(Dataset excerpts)
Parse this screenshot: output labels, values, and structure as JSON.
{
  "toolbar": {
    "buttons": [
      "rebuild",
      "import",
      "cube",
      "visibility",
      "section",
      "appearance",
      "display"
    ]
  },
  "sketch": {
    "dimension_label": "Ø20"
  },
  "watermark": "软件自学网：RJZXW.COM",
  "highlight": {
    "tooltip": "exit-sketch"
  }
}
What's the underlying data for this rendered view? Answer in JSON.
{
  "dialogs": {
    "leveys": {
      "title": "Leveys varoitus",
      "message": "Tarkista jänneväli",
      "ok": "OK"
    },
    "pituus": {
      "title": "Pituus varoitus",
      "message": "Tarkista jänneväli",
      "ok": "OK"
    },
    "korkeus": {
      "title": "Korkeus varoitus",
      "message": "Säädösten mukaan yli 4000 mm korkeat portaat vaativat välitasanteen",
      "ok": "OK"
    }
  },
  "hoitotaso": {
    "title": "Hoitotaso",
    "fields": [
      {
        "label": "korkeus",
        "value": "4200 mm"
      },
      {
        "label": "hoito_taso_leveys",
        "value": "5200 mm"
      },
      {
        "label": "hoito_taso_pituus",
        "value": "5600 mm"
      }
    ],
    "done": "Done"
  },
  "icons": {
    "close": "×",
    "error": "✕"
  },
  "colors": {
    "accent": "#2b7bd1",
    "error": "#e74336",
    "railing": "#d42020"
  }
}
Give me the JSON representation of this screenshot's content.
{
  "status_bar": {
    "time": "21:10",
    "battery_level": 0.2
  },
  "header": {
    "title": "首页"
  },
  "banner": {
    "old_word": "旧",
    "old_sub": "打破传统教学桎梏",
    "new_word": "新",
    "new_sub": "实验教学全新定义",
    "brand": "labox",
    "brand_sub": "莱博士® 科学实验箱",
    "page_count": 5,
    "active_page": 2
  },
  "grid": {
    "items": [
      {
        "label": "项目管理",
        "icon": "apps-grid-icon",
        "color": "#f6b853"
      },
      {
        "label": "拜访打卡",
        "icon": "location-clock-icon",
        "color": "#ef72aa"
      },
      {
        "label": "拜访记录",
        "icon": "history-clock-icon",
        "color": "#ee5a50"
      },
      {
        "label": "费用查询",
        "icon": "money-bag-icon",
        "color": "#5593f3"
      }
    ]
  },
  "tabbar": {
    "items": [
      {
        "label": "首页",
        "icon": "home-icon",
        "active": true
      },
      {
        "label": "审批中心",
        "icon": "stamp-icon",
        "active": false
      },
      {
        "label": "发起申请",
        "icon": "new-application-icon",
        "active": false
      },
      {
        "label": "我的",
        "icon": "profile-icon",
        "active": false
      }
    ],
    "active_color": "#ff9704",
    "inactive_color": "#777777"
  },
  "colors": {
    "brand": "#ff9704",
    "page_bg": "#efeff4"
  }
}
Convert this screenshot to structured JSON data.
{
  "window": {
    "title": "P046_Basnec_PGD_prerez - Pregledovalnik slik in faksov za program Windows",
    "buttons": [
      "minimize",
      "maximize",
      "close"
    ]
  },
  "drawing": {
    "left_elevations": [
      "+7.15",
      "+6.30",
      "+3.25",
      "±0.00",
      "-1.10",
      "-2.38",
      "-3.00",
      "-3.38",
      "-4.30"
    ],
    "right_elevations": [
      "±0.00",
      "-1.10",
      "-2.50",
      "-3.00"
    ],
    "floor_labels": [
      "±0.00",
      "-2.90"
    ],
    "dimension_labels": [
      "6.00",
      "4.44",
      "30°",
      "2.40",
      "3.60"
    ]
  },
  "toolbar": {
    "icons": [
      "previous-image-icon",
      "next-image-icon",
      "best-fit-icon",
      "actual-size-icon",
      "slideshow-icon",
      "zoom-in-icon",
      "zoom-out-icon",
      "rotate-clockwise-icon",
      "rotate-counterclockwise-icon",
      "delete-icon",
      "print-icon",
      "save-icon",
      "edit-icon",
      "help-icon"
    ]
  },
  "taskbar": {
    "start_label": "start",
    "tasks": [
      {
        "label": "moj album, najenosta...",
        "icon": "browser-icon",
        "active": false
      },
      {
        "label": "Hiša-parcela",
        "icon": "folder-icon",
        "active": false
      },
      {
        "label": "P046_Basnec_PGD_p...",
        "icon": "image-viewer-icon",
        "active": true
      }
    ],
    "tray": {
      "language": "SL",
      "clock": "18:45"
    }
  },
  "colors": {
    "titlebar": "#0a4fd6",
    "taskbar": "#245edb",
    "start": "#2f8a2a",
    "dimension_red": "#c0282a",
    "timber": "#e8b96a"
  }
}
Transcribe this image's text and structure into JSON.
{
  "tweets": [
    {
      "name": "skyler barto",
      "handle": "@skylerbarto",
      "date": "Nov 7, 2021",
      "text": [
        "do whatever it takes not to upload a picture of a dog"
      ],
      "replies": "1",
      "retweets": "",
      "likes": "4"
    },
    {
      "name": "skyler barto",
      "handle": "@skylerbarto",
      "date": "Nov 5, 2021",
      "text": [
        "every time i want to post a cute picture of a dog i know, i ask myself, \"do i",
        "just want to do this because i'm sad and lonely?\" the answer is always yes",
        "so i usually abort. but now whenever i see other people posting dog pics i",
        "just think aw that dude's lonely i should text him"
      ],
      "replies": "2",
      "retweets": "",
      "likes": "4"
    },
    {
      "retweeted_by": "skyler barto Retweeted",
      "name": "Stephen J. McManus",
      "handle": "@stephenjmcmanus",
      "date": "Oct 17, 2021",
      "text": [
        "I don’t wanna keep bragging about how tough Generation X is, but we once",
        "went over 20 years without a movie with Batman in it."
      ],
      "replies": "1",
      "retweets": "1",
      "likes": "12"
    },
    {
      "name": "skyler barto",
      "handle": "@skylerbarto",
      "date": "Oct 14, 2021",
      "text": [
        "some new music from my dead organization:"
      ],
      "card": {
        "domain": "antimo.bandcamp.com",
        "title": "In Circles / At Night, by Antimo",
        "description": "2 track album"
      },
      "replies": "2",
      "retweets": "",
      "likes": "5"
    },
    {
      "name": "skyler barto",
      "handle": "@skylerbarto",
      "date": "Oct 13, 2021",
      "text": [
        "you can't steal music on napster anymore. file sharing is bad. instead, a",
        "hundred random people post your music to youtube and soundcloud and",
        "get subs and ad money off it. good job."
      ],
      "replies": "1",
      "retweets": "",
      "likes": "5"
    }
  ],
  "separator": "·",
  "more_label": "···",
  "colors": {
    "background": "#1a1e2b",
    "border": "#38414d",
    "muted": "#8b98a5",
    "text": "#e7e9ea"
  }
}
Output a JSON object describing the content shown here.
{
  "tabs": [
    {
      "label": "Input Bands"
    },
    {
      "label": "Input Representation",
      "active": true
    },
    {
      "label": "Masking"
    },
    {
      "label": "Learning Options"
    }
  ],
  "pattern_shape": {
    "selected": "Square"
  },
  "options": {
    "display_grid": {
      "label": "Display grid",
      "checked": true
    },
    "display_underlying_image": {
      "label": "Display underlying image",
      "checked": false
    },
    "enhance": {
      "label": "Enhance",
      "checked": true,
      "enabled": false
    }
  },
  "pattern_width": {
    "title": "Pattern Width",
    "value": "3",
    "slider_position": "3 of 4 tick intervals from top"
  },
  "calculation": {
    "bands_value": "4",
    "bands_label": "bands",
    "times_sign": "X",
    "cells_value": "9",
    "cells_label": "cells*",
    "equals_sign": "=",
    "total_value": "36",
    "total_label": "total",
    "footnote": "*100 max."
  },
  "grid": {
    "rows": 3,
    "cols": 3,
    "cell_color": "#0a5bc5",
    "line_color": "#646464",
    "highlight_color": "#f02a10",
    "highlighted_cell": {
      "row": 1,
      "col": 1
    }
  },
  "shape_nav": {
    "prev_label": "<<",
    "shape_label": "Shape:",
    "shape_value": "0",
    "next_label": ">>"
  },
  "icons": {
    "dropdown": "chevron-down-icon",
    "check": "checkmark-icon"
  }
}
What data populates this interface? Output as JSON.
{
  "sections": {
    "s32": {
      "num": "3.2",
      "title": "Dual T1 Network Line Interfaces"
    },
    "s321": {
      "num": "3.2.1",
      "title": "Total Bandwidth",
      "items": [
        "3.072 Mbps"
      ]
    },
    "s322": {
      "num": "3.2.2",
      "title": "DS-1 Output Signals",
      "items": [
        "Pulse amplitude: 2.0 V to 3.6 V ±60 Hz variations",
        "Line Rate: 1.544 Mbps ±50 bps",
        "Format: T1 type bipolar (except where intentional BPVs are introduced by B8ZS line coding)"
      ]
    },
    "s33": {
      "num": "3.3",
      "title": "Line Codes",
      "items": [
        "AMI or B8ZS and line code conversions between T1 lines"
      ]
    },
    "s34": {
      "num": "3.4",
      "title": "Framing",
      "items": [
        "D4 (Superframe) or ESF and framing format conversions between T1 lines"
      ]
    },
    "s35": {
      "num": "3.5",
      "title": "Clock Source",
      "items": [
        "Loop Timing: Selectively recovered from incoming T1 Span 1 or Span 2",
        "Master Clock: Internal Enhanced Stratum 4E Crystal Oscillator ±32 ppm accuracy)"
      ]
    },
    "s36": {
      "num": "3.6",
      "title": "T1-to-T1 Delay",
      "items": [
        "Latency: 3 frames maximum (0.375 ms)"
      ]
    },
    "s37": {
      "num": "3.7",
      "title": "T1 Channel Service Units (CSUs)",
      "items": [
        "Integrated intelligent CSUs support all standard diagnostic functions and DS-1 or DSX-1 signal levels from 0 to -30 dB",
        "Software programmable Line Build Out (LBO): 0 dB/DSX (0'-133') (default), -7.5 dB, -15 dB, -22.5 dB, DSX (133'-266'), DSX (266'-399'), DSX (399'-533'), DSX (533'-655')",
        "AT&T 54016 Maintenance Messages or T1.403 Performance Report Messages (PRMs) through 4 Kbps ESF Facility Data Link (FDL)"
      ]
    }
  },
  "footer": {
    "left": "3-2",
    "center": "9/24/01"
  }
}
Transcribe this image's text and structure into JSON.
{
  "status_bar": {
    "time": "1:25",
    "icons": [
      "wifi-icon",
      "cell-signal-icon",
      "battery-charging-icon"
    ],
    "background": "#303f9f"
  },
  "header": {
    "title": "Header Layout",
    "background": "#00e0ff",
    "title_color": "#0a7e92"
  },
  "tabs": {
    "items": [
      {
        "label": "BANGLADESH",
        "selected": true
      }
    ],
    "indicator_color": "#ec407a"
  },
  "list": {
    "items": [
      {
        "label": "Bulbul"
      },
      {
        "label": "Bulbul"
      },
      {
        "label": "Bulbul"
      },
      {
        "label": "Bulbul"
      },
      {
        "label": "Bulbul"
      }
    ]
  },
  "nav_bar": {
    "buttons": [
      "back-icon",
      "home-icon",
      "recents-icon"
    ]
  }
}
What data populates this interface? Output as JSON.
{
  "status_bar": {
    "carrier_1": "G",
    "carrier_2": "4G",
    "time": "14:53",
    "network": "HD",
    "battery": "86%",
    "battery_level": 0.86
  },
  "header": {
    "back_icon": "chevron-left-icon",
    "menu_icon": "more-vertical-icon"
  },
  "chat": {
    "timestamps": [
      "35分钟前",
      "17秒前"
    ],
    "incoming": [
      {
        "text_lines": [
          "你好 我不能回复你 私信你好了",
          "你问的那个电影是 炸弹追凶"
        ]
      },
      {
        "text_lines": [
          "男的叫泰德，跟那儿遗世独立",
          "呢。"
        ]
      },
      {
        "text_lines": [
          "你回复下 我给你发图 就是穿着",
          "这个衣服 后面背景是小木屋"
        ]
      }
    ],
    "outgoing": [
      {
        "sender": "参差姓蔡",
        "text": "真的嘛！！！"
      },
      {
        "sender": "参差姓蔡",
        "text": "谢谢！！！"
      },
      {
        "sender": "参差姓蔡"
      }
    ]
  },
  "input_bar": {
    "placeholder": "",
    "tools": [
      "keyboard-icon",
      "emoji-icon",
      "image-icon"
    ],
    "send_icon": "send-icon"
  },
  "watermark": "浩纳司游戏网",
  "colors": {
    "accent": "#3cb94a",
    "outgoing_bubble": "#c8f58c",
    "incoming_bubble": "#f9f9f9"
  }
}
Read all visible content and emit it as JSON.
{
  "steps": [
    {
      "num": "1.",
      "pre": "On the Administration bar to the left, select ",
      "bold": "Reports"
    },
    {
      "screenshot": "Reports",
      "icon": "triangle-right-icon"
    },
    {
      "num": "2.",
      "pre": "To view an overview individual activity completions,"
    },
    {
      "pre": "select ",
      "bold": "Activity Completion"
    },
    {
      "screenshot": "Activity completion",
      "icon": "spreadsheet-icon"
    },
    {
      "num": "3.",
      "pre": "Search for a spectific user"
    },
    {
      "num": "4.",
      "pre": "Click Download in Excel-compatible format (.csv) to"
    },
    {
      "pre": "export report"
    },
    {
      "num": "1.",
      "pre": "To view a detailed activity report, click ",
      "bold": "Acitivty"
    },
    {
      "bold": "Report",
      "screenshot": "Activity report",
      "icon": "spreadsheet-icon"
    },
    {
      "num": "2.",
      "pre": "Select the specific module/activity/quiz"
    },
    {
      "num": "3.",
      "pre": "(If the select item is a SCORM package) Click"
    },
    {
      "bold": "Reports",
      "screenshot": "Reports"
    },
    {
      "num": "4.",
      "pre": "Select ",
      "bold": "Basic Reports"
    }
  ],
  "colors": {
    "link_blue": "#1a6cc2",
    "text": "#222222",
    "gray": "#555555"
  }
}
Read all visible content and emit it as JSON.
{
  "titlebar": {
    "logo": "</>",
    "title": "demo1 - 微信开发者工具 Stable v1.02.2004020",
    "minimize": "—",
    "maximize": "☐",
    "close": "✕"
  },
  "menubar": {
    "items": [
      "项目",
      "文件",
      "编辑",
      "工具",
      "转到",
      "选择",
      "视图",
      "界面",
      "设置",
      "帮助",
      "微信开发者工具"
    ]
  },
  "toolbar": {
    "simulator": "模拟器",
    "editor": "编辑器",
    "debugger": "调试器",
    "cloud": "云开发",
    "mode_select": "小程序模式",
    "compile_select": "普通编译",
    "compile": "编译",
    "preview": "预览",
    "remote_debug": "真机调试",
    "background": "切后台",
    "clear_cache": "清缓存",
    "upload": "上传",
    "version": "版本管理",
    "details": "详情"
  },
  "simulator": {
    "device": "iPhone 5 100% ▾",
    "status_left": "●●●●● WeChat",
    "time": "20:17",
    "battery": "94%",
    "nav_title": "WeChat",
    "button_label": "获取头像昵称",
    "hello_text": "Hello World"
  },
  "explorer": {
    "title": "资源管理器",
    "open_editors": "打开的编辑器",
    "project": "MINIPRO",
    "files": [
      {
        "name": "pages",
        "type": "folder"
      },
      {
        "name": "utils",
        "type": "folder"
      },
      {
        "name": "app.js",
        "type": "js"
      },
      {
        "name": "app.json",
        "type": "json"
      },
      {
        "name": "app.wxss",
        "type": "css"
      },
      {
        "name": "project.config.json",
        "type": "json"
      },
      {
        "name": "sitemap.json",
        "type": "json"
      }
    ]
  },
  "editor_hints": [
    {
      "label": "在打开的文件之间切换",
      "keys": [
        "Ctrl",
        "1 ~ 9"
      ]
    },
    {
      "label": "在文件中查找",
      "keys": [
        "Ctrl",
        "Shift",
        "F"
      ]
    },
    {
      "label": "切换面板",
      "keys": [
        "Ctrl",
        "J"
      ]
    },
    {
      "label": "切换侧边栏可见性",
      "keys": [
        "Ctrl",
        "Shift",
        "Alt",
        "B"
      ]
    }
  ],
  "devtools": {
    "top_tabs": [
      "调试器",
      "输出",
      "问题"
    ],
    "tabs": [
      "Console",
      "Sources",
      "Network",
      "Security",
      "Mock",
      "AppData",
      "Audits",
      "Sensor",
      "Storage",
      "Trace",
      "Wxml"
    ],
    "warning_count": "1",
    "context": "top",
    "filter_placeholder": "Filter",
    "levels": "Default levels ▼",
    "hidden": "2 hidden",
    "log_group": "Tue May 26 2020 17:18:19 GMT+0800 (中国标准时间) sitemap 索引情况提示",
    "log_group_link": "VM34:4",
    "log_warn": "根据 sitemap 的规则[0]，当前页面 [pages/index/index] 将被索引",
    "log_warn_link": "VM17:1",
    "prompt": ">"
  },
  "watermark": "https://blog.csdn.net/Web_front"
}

*SHORT TASK*: Respond with the number of lines containing "watermark" and no additional words.

*ANSWER FOR THE TASK*: 3